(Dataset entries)
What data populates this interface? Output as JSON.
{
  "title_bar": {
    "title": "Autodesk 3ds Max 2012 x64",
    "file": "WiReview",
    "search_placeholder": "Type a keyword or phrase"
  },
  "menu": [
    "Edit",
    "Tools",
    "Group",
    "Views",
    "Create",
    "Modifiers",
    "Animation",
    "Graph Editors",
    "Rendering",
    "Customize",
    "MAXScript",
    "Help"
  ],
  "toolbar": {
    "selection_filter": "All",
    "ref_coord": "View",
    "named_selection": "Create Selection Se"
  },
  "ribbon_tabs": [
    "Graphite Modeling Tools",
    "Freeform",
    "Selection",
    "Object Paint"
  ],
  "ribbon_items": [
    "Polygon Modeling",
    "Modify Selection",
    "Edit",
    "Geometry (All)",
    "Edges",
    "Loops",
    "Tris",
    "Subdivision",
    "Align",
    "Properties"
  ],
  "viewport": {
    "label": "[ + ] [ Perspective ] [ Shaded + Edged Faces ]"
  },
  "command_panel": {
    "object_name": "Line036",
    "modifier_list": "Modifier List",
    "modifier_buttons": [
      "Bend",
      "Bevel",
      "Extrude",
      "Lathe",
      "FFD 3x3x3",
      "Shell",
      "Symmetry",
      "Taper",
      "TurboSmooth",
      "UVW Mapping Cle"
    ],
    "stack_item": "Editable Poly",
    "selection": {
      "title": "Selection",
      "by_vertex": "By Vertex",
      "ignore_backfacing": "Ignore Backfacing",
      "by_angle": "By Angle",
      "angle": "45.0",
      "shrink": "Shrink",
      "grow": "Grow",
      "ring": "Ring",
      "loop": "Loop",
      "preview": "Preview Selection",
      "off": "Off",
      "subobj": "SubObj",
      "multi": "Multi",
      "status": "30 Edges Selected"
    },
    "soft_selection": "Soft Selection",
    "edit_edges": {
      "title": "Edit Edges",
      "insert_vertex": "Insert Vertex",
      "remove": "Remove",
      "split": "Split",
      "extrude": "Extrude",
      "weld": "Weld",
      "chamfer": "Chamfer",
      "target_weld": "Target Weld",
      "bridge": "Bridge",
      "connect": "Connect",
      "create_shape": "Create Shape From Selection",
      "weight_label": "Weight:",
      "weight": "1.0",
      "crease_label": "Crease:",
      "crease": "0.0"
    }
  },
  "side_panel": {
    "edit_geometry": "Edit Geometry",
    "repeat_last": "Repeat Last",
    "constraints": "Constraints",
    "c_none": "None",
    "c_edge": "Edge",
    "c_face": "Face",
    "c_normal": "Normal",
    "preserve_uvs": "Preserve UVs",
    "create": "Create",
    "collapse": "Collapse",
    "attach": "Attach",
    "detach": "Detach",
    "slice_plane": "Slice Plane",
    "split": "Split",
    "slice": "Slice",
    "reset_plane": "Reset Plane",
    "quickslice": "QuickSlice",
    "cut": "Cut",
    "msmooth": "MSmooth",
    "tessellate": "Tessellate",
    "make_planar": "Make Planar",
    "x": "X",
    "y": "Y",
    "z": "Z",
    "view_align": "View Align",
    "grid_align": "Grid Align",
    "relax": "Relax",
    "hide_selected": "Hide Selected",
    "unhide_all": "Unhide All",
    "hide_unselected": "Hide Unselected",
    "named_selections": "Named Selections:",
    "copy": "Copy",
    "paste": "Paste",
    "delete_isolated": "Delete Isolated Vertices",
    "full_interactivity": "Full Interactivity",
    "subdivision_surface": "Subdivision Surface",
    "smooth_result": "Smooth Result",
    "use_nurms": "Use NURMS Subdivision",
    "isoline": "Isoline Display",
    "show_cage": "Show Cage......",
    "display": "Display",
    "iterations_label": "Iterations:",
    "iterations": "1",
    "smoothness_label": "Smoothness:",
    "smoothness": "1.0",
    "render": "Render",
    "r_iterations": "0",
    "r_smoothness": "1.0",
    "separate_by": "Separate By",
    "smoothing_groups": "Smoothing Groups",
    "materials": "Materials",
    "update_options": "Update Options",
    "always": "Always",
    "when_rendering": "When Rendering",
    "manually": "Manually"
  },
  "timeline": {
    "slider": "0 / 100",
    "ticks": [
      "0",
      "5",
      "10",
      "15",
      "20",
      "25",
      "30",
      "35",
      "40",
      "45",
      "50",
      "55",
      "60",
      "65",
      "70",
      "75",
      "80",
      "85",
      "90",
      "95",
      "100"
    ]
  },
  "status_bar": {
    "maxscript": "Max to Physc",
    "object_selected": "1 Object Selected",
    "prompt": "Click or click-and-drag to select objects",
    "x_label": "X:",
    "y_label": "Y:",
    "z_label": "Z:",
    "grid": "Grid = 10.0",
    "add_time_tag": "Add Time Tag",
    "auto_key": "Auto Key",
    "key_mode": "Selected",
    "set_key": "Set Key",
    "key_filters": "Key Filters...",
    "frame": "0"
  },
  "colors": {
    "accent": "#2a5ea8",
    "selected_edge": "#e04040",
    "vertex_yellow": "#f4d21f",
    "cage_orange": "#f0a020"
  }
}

Stated problem:
Extract each line of the listing above, copying it word for word.

Task response:
What data populates this interface? Output as JSON.
{
  "title_bar": {
    "title": "Autodesk 3ds Max 2012 x64",
    "file": "WiReview",
    "search_placeholder": "Type a keyword or phrase"
  },
  "menu": [
    "Edit",
    "Tools",
    "Group",
    "Views",
    "Create",
    "Modifiers",
    "Animation",
    "Graph Editors",
    "Rendering",
    "Customize",
    "MAXScript",
    "Help"
  ],
  "toolbar": {
    "selection_filter": "All",
    "ref_coord": "View",
    "named_selection": "Create Selection Se"
  },
  "ribbon_tabs": [
    "Graphite Modeling Tools",
    "Freeform",
    "Selection",
    "Object Paint"
  ],
  "ribbon_items": [
    "Polygon Modeling",
    "Modify Selection",
    "Edit",
    "Geometry (All)",
    "Edges",
    "Loops",
    "Tris",
    "Subdivision",
    "Align",
    "Properties"
  ],
  "viewport": {
    "label": "[ + ] [ Perspective ] [ Shaded + Edged Faces ]"
  },
  "command_panel": {
    "object_name": "Line036",
    "modifier_list": "Modifier List",
    "modifier_buttons": [
      "Bend",
      "Bevel",
      "Extrude",
      "Lathe",
      "FFD 3x3x3",
      "Shell",
      "Symmetry",
      "Taper",
      "TurboSmooth",
      "UVW Mapping Cle"
    ],
    "stack_item": "Editable Poly",
    "selection": {
      "title": "Selection",
      "by_vertex": "By Vertex",
      "ignore_backfacing": "Ignore Backfacing",
      "by_angle": "By Angle",
      "angle": "45.0",
      "shrink": "Shrink",
      "grow": "Grow",
      "ring": "Ring",
      "loop": "Loop",
      "preview": "Preview Selection",
      "off": "Off",
      "subobj": "SubObj",
      "multi": "Multi",
      "status": "30 Edges Selected"
    },
    "soft_selection": "Soft Selection",
    "edit_edges": {
      "title": "Edit Edges",
      "insert_vertex": "Insert Vertex",
      "remove": "Remove",
      "split": "Split",
      "extrude": "Extrude",
      "weld": "Weld",
      "chamfer": "Chamfer",
      "target_weld": "Target Weld",
      "bridge": "Bridge",
      "connect": "Connect",
      "create_shape": "Create Shape From Selection",
      "weight_label": "Weight:",
      "weight": "1.0",
      "crease_label": "Crease:",
      "crease": "0.0"
    }
  },
  "side_panel": {
    "edit_geometry": "Edit Geometry",
    "repeat_last": "Repeat Last",
    "constraints": "Constraints",
    "c_none": "None",
    "c_edge": "Edge",
    "c_face": "Face",
    "c_normal": "Normal",
    "preserve_uvs": "Preserve UVs",
    "create": "Create",
    "collapse": "Collapse",
    "attach": "Attach",
    "detach": "Detach",
    "slice_plane": "Slice Plane",
    "split": "Split",
    "slice": "Slice",
    "reset_plane": "Reset Plane",
    "quickslice": "QuickSlice",
    "cut": "Cut",
    "msmooth": "MSmooth",
    "tessellate": "Tessellate",
    "make_planar": "Make Planar",
    "x": "X",
    "y": "Y",
    "z": "Z",
    "view_align": "View Align",
    "grid_align": "Grid Align",
    "relax": "Relax",
    "hide_selected": "Hide Selected",
    "unhide_all": "Unhide All",
    "hide_unselected": "Hide Unselected",
    "named_selections": "Named Selections:",
    "copy": "Copy",
    "paste": "Paste",
    "delete_isolated": "Delete Isolated Vertices",
    "full_interactivity": "Full Interactivity",
    "subdivision_surface": "Subdivision Surface",
    "smooth_result": "Smooth Result",
    "use_nurms": "Use NURMS Subdivision",
    "isoline": "Isoline Display",
    "show_cage": "Show Cage......",
    "display": "Display",
    "iterations_label": "Iterations:",
    "iterations": "1",
    "smoothness_label": "Smoothness:",
    "smoothness": "1.0",
    "render": "Render",
    "r_iterations": "0",
    "r_smoothness": "1.0",
    "separate_by": "Separate By",
    "smoothing_groups": "Smoothing Groups",
    "materials": "Materials",
    "update_options": "Update Options",
    "always": "Always",
    "when_rendering": "When Rendering",
    "manually": "Manually"
  },
  "timeline": {
    "slider": "0 / 100",
    "ticks": [
      "0",
      "5",
      "10",
      "15",
      "20",
      "25",
      "30",
      "35",
      "40",
      "45",
      "50",
      "55",
      "60",
      "65",
      "70",
      "75",
      "80",
      "85",
      "90",
      "95",
      "100"
    ]
  },
  "status_bar": {
    "maxscript": "Max to Physc",
    "object_selected": "1 Object Selected",
    "prompt": "Click or click-and-drag to select objects",
    "x_label": "X:",
    "y_label": "Y:",
    "z_label": "Z:",
    "grid": "Grid = 10.0",
    "add_time_tag": "Add Time Tag",
    "auto_key": "Auto Key",
    "key_mode": "Selected",
    "set_key": "Set Key",
    "key_filters": "Key Filters...",
    "frame": "0"
  },
  "colors": {
    "accent": "#2a5ea8",
    "selected_edge": "#e04040",
    "vertex_yellow": "#f4d21f",
    "cage_orange": "#f0a020"
  }
}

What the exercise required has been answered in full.